■ PASSAGE TO READ ■
════

Peter Mabey, after talking to Eric Jones, a friend of Doc's, wrote in reply:
"He doesn't know, either, how the idea that there was a specially good collection got about - certainly he had never seen it while Doc was alive. Perhaps it was simply the fact that Doc had read and knew so many historic works of SF that led to the assumption that he had them in his possession."
There was now the problem, of course, of what to do with the money already collected, and the money that would come in as a result of the circular.

At a meeting in Paris on 23rd February 1962, delegates from twelve countries signed an accord to set up a European space research organisation, but a rather more significant event occurred three days earlier. On 20th February, John Glenn became the first American to orbit the Earth. Between his take off from Cape Canaveral to his splashdown in the Atlantic off Puerto Rico five hours later, Glenn orbited the Earth three times. From this point on America was to make all the running in the space race, and NASA was to put all its energies into getting a man on the moon before the deadline set them by President Kennedy.

The fifth IPSO mailing, in April 1962, took 'Sex and Science Fiction' as its subject and announced that the topic for the sixth, in July, would be 'Progress' (ie. the effect of rapid technical advance on society). The fifth mailing was also the first of IPSO's second year, and existing and new members had had to renew their memberships following the fourth mailing. There was a consequent drop in numbers (IPSO 5 listed 18 members, 12 of whom were American, and 1 Australian), new members including Harry Warner Jr, Ted White, Gordon Eklund, John Baxter and Marion Zimmer Bradley. The five remaining British members were Ted Forsyth, Ethel Lindsay, George Locke, Ella Parker, and Maxim Jakubowski. Founder member John Berry had dropped out and would in fact gradually withdraw from fandom over the next few years, though an occasional Berry publication would appear in later decades.

════

Items listed in a dataset:
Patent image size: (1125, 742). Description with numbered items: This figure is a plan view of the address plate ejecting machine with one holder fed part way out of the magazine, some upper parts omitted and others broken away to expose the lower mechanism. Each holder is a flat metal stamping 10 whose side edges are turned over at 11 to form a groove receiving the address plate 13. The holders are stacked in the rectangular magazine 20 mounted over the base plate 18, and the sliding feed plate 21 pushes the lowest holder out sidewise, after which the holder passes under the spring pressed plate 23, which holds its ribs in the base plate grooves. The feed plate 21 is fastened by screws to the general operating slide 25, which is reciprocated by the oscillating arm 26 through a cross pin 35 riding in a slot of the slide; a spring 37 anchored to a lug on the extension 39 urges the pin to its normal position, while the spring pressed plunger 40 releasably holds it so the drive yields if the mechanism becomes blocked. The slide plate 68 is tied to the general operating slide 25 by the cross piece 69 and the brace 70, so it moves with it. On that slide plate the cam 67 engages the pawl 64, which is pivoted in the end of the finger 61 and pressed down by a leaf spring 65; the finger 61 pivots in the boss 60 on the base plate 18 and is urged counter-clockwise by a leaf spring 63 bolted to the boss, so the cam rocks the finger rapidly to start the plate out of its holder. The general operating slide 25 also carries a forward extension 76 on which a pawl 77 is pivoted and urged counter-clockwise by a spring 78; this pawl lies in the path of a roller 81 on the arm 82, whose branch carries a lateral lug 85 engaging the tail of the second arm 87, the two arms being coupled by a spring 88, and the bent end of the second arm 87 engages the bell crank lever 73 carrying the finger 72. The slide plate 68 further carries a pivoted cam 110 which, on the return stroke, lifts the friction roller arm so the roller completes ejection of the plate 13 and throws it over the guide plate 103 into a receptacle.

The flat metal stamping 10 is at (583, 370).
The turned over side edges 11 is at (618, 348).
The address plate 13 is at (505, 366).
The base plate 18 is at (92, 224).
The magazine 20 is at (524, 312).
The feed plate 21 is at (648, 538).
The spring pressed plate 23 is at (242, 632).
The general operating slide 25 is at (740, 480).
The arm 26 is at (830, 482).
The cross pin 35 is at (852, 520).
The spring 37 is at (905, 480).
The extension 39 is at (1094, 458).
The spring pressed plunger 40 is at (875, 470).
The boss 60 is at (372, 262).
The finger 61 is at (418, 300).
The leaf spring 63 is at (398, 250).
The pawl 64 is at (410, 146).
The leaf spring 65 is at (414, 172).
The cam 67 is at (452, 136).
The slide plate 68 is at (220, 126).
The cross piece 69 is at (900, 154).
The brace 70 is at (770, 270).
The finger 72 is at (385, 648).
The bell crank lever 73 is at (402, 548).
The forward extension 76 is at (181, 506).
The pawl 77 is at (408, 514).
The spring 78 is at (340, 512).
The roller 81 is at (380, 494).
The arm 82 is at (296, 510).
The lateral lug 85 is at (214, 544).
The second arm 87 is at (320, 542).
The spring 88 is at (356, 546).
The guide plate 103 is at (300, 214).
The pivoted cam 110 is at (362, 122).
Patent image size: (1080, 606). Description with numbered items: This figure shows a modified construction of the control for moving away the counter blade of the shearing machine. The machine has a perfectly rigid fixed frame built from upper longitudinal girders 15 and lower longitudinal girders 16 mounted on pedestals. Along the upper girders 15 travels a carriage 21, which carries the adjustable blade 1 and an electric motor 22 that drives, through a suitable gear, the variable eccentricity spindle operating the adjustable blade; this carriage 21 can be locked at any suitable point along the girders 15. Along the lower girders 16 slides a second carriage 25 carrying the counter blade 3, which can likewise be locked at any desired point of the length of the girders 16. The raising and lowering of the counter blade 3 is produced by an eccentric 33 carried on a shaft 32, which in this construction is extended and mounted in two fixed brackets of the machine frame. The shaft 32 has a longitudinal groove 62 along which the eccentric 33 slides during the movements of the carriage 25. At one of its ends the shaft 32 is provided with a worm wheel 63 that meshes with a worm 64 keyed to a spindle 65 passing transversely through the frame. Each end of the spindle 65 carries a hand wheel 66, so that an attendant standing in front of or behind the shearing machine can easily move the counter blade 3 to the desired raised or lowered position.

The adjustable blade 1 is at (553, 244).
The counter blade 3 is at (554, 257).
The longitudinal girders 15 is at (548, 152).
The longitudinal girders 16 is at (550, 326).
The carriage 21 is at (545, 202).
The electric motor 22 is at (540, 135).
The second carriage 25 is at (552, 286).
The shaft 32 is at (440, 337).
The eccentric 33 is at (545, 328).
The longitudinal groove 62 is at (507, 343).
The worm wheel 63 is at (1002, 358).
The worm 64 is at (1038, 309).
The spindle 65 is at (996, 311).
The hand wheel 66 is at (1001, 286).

════

■ STATED TASK ■
Extract the portion of the passage on science fiction fandom between "At a meeting" and "by President Kennedy.", inclusive. The records have no connection to the passage on science fiction fandom.

■ EXERCISE RESULT ■
At a meeting in Paris on 23rd February 1962, delegates from twelve countries signed an accord to set up a European space research organisation, but a rather more significant event occurred three days earlier. On 20th February, John Glenn became the first American to orbit the Earth. Between his take off from Cape Canaveral to his splashdown in the Atlantic off Puerto Rico five hours later, Glenn orbited the Earth three times. From this point on America was to make all the running in the space race, and NASA was to put all its energies into getting a man on the moon before the deadline set them by President Kennedy.